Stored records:
_ _ _ _
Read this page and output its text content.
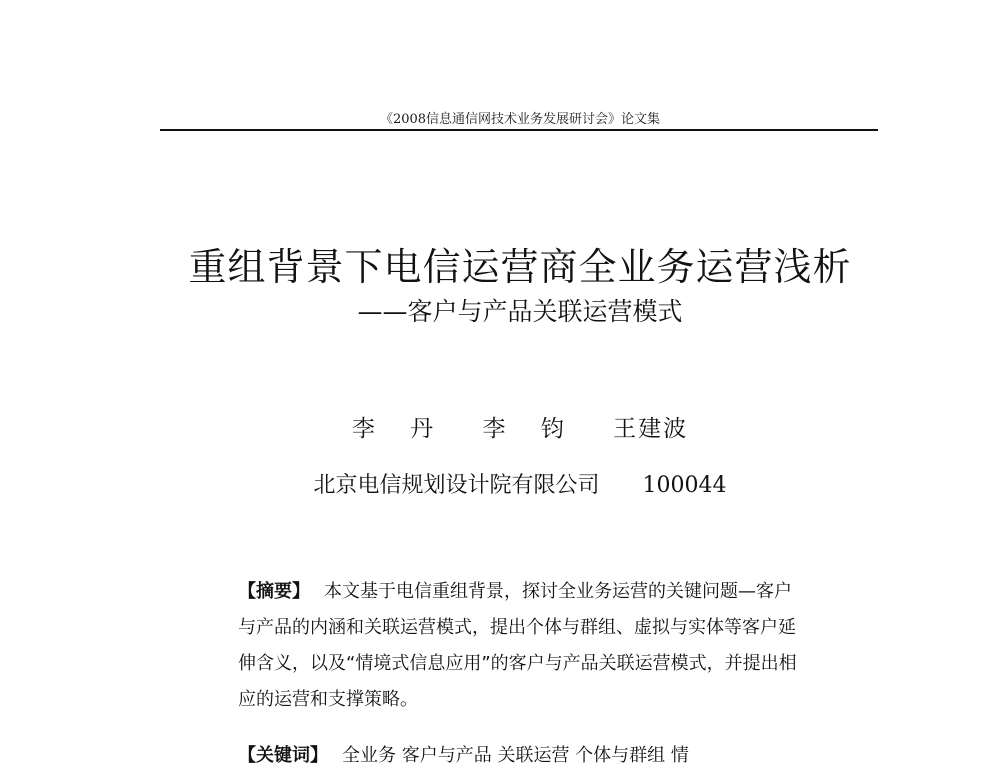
《2008信息通信网技术业务发展研讨会》论文集
重组背景下电信运营商全业务运营浅析
——客户与产品关联运营模式
李 丹 李 钧 王建波
北京电信规划设计院有限公司 100044

【摘要】 本文基于电信重组背景，探讨全业务运营的关键问题—客户与产品的内涵和关联运营模式，提出个体与群组、虚拟与实体等客户延伸含义，以及“情境式信息应用”的客户与产品关联运营模式，并提出相应的运营和支撑策略。

【关键词】 全业务 客户与产品 关联运营 个体与群组 情
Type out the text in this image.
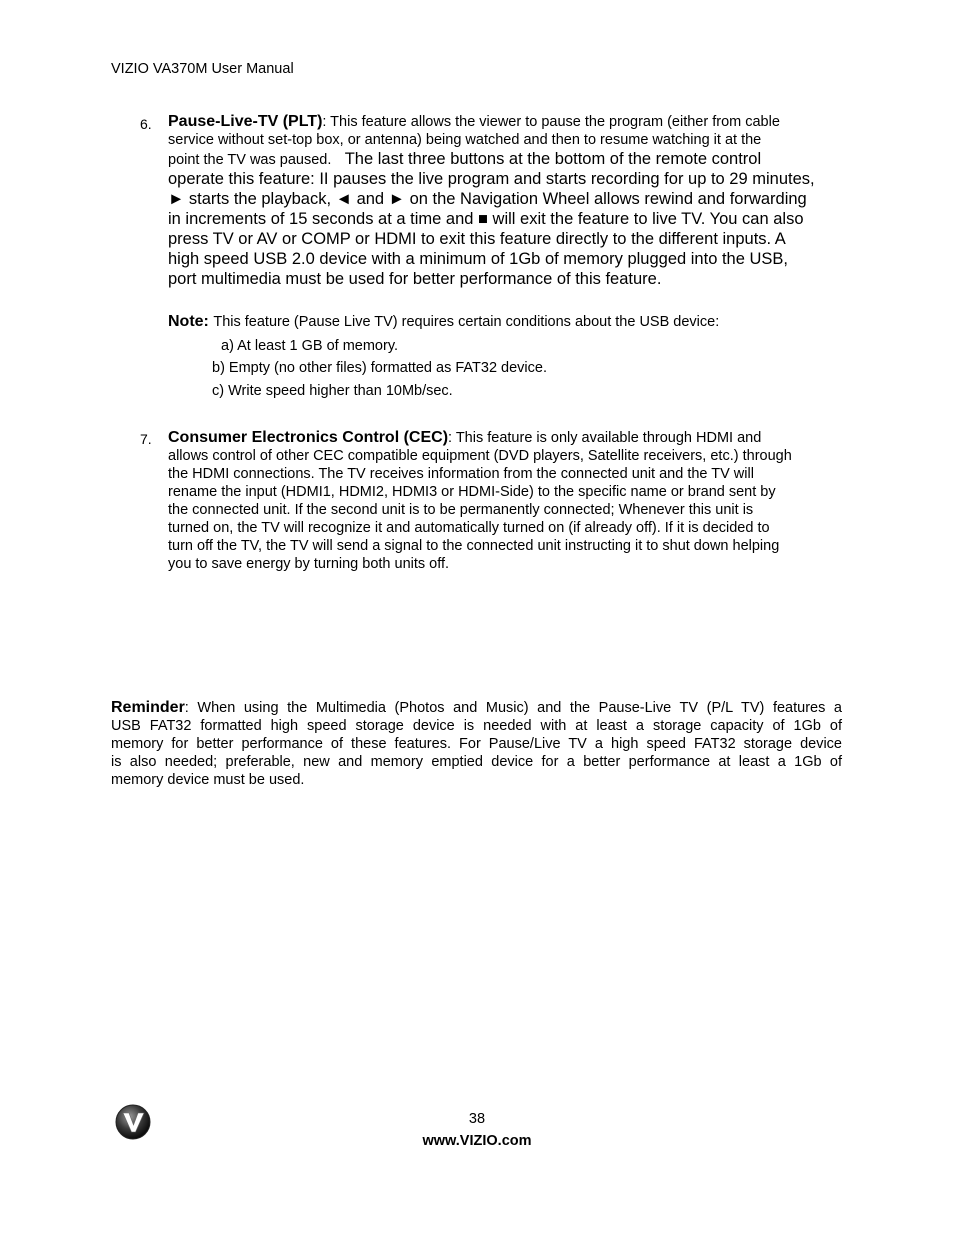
VIZIO VA370M User Manual
6. Pause-Live-TV (PLT): This feature allows the viewer to pause the program (either from cable
service without set-top box, or antenna) being watched and then to resume watching it at the
point the TV was paused. The last three buttons at the bottom of the remote control
operate this feature: II pauses the live program and starts recording for up to 29 minutes,
► starts the playback, ◄ and ► on the Navigation Wheel allows rewind and forwarding
in increments of 15 seconds at a time and ■ will exit the feature to live TV. You can also
press TV or AV or COMP or HDMI to exit this feature directly to the different inputs. A
high speed USB 2.0 device with a minimum of 1Gb of memory plugged into the USB,
port multimedia must be used for better performance of this feature.
Note: This feature (Pause Live TV) requires certain conditions about the USB device:
a) At least 1 GB of memory.
b) Empty (no other files) formatted as FAT32 device.
c) Write speed higher than 10Mb/sec.
7. Consumer Electronics Control (CEC): This feature is only available through HDMI and
allows control of other CEC compatible equipment (DVD players, Satellite receivers, etc.) through
the HDMI connections. The TV receives information from the connected unit and the TV will
rename the input (HDMI1, HDMI2, HDMI3 or HDMI-Side) to the specific name or brand sent by
the connected unit. If the second unit is to be permanently connected; Whenever this unit is
turned on, the TV will recognize it and automatically turned on (if already off). If it is decided to
turn off the TV, the TV will send a signal to the connected unit instructing it to shut down helping
you to save energy by turning both units off.
Reminder: When using the Multimedia (Photos and Music) and the Pause-Live TV (P/L TV) features a
USB FAT32 formatted high speed storage device is needed with at least a storage capacity of 1Gb of
memory for better performance of these features. For Pause/Live TV a high speed FAT32 storage device
is also needed; preferable, new and memory emptied device for a better performance at least a 1Gb of
memory device must be used.
38
www.VIZIO.com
_ _ _ _
--- Exercise task ---
Make an exact reproduction of the listing above, without any pictures.

--- Exercise result ---
Read this page and output its text content.
《2008信息通信网技术业务发展研讨会》论文集
重组背景下电信运营商全业务运营浅析
——客户与产品关联运营模式
李 丹 李 钧 王建波
北京电信规划设计院有限公司 100044

【摘要】 本文基于电信重组背景，探讨全业务运营的关键问题—客户与产品的内涵和关联运营模式，提出个体与群组、虚拟与实体等客户延伸含义，以及“情境式信息应用”的客户与产品关联运营模式，并提出相应的运营和支撑策略。

【关键词】 全业务 客户与产品 关联运营 个体与群组 情
Type out the text in this image.
VIZIO VA370M User Manual
6. Pause-Live-TV (PLT): This feature allows the viewer to pause the program (either from cable
service without set-top box, or antenna) being watched and then to resume watching it at the
point the TV was paused. The last three buttons at the bottom of the remote control
operate this feature: II pauses the live program and starts recording for up to 29 minutes,
► starts the playback, ◄ and ► on the Navigation Wheel allows rewind and forwarding
in increments of 15 seconds at a time and ■ will exit the feature to live TV. You can also
press TV or AV or COMP or HDMI to exit this feature directly to the different inputs. A
high speed USB 2.0 device with a minimum of 1Gb of memory plugged into the USB,
port multimedia must be used for better performance of this feature.
Note: This feature (Pause Live TV) requires certain conditions about the USB device:
a) At least 1 GB of memory.
b) Empty (no other files) formatted as FAT32 device.
c) Write speed higher than 10Mb/sec.
7. Consumer Electronics Control (CEC): This feature is only available through HDMI and
allows control of other CEC compatible equipment (DVD players, Satellite receivers, etc.) through
the HDMI connections. The TV receives information from the connected unit and the TV will
rename the input (HDMI1, HDMI2, HDMI3 or HDMI-Side) to the specific name or brand sent by
the connected unit. If the second unit is to be permanently connected; Whenever this unit is
turned on, the TV will recognize it and automatically turned on (if already off). If it is decided to
turn off the TV, the TV will send a signal to the connected unit instructing it to shut down helping
you to save energy by turning both units off.
Reminder: When using the Multimedia (Photos and Music) and the Pause-Live TV (P/L TV) features a
USB FAT32 formatted high speed storage device is needed with at least a storage capacity of 1Gb of
memory for better performance of these features. For Pause/Live TV a high speed FAT32 storage device
is also needed; preferable, new and memory emptied device for a better performance at least a 1Gb of
memory device must be used.
38
www.VIZIO.com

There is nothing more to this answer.